Task to complete =>
In the data that follows, count every line holding the string "chevron" and give the count alone.

* BEGIN Input records *

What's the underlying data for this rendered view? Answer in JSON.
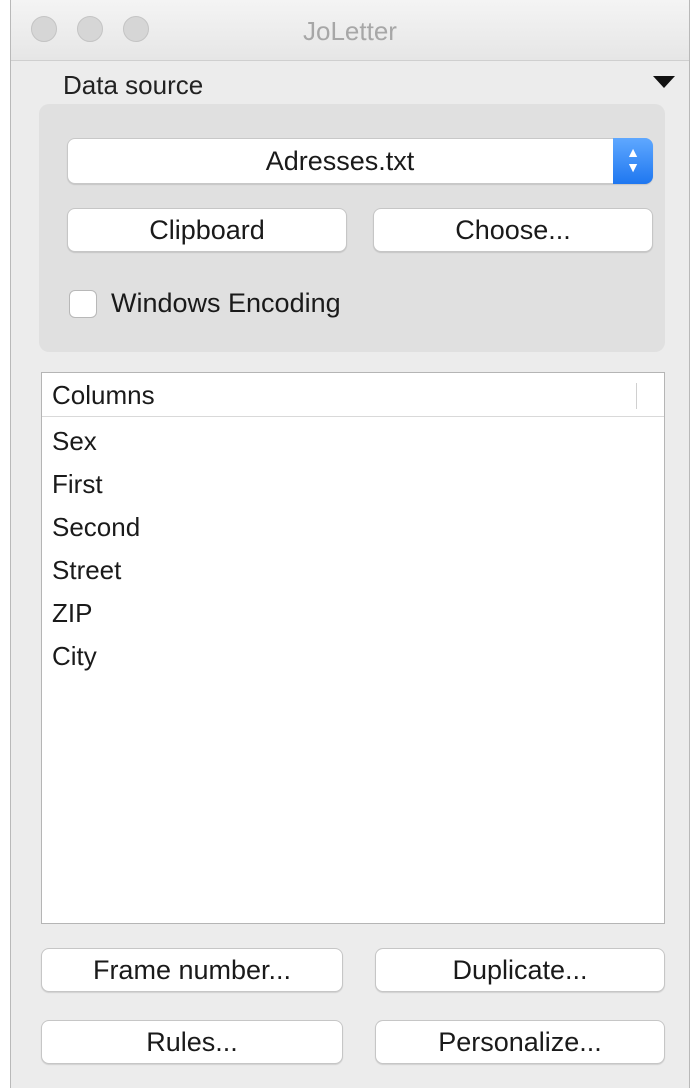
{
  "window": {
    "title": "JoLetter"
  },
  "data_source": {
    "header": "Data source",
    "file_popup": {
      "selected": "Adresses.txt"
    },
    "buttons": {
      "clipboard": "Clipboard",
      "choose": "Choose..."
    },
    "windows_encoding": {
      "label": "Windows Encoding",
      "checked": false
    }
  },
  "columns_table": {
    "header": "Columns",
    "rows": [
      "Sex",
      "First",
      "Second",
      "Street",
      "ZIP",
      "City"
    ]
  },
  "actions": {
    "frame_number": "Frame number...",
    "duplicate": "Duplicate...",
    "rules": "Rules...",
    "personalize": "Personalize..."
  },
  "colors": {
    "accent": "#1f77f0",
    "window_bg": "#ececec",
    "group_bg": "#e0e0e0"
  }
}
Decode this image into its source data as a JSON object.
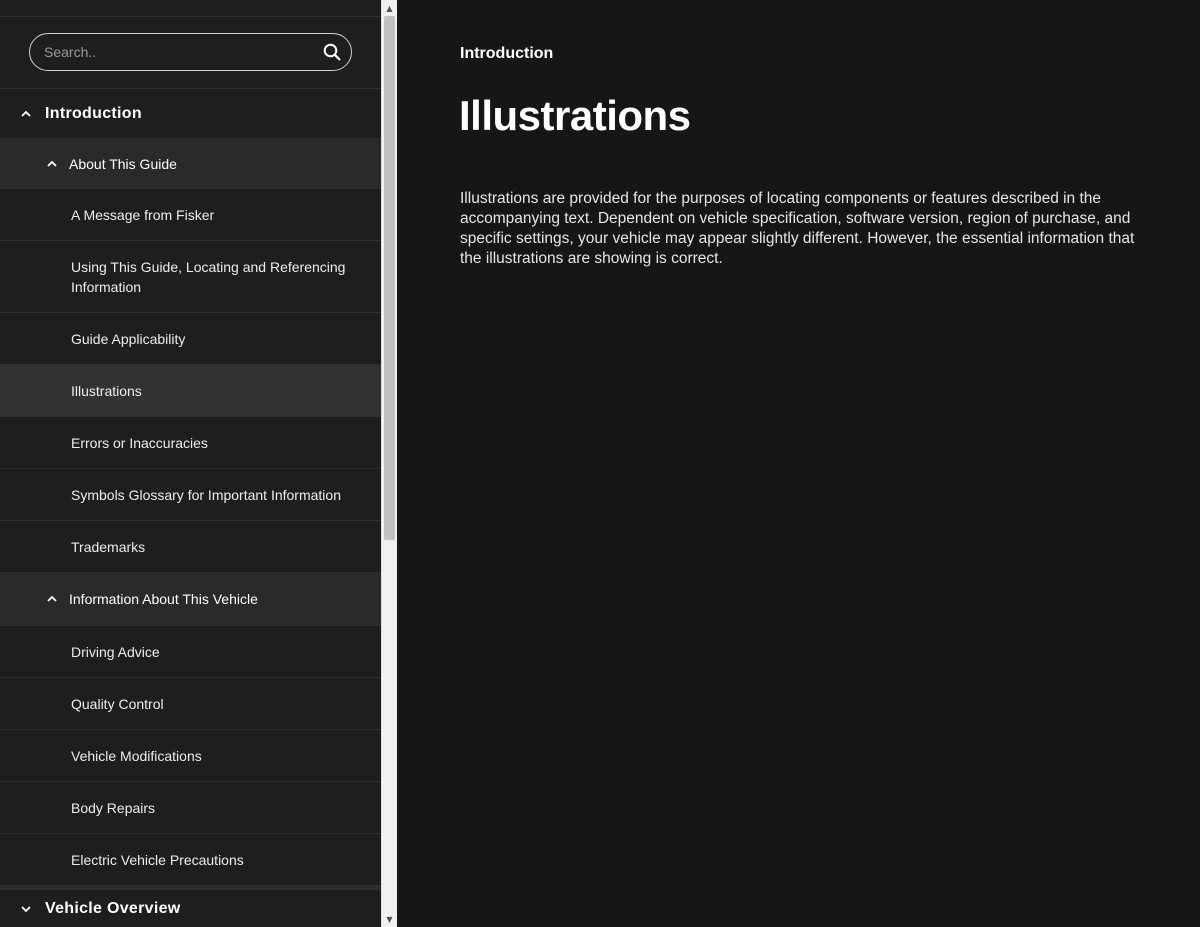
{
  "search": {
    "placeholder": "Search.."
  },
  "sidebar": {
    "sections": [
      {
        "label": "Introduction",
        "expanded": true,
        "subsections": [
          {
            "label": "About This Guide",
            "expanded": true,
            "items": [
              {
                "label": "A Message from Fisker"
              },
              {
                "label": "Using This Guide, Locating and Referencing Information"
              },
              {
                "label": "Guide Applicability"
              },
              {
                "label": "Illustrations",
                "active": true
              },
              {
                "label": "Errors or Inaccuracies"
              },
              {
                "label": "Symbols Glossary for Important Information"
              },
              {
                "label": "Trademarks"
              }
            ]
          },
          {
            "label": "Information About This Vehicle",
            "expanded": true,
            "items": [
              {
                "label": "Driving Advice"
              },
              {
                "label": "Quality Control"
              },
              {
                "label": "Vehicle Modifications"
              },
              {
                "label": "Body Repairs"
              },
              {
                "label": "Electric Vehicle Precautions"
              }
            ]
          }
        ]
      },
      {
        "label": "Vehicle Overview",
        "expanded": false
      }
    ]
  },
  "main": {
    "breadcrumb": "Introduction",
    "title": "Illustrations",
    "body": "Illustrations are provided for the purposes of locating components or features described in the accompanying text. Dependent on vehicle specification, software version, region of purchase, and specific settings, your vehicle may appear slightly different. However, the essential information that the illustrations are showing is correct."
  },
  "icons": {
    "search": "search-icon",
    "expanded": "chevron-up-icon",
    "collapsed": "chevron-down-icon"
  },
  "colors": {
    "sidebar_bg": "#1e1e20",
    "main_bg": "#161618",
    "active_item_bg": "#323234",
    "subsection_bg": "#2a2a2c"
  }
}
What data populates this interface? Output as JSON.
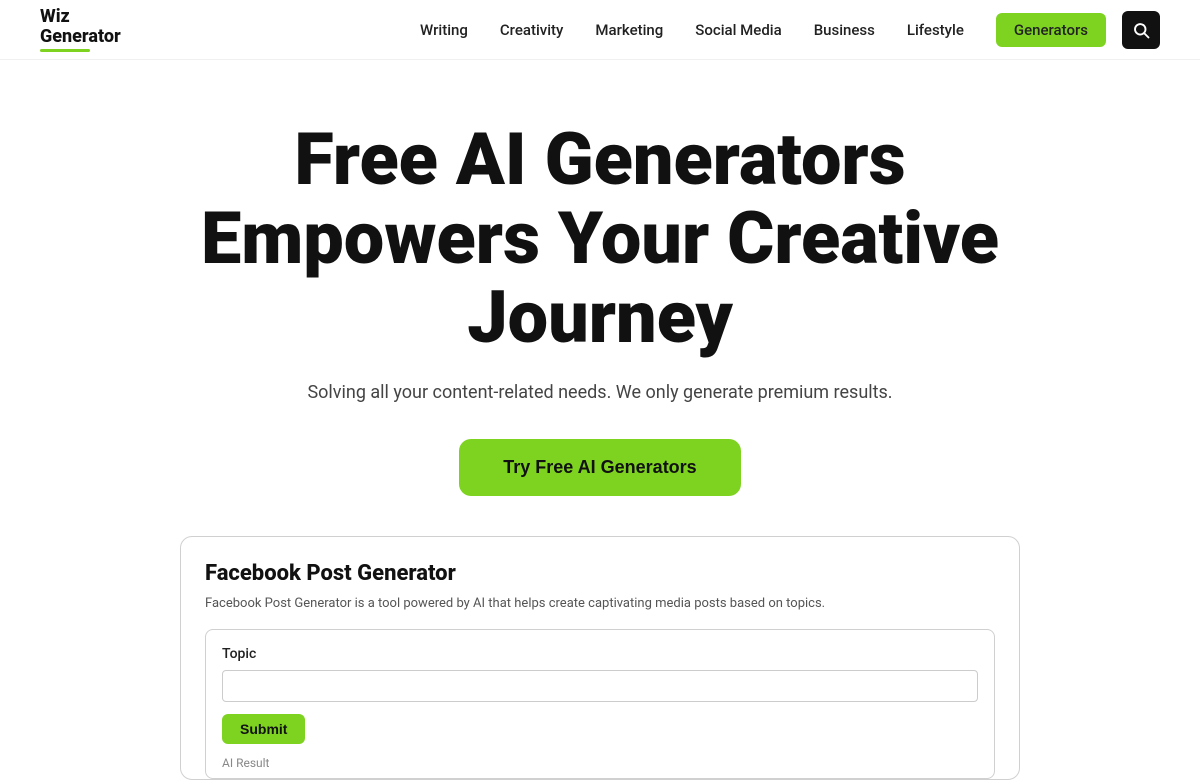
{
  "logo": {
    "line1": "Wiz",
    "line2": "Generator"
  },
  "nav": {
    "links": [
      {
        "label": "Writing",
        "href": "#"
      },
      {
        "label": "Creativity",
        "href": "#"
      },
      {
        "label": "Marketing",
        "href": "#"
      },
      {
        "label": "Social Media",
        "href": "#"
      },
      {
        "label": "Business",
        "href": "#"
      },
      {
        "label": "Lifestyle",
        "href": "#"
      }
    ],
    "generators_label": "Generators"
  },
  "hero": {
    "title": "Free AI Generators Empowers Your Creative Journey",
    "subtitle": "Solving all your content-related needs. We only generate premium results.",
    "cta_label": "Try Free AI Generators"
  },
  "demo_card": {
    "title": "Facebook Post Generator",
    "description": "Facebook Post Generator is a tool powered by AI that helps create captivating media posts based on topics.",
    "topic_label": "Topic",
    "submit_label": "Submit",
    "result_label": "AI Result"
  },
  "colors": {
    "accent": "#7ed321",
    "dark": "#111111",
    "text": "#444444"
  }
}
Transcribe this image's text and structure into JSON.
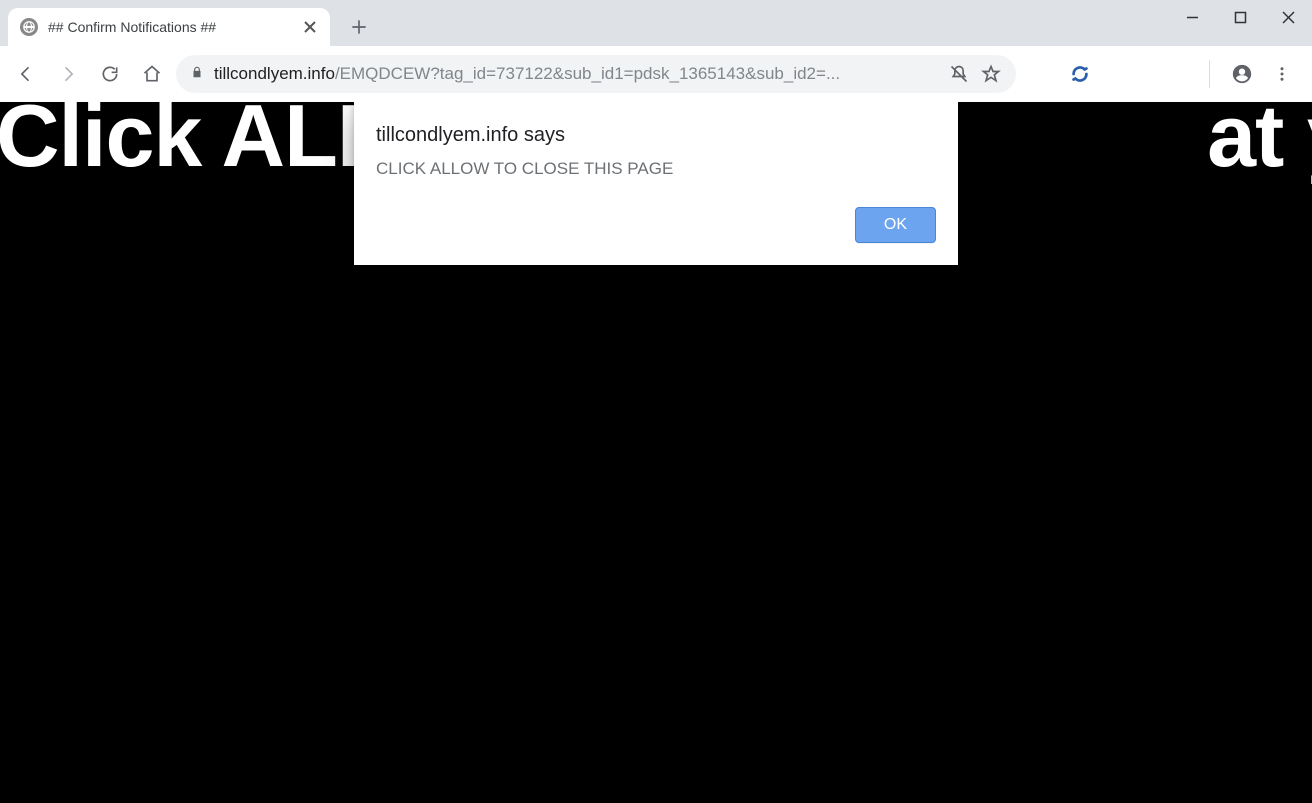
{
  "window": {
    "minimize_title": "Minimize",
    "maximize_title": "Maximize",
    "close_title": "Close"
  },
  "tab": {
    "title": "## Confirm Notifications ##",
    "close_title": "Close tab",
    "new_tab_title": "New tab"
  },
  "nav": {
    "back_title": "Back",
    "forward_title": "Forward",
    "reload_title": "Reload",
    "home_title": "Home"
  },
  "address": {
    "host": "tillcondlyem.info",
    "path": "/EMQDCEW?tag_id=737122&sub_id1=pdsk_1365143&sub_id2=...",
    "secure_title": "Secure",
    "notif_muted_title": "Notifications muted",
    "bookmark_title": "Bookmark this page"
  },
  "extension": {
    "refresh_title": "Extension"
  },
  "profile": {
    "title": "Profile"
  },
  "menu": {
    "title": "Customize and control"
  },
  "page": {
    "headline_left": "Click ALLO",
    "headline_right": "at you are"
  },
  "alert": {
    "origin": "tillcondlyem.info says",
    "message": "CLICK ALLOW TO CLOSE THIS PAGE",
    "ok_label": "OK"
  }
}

* END Input records *

Task answer =>
2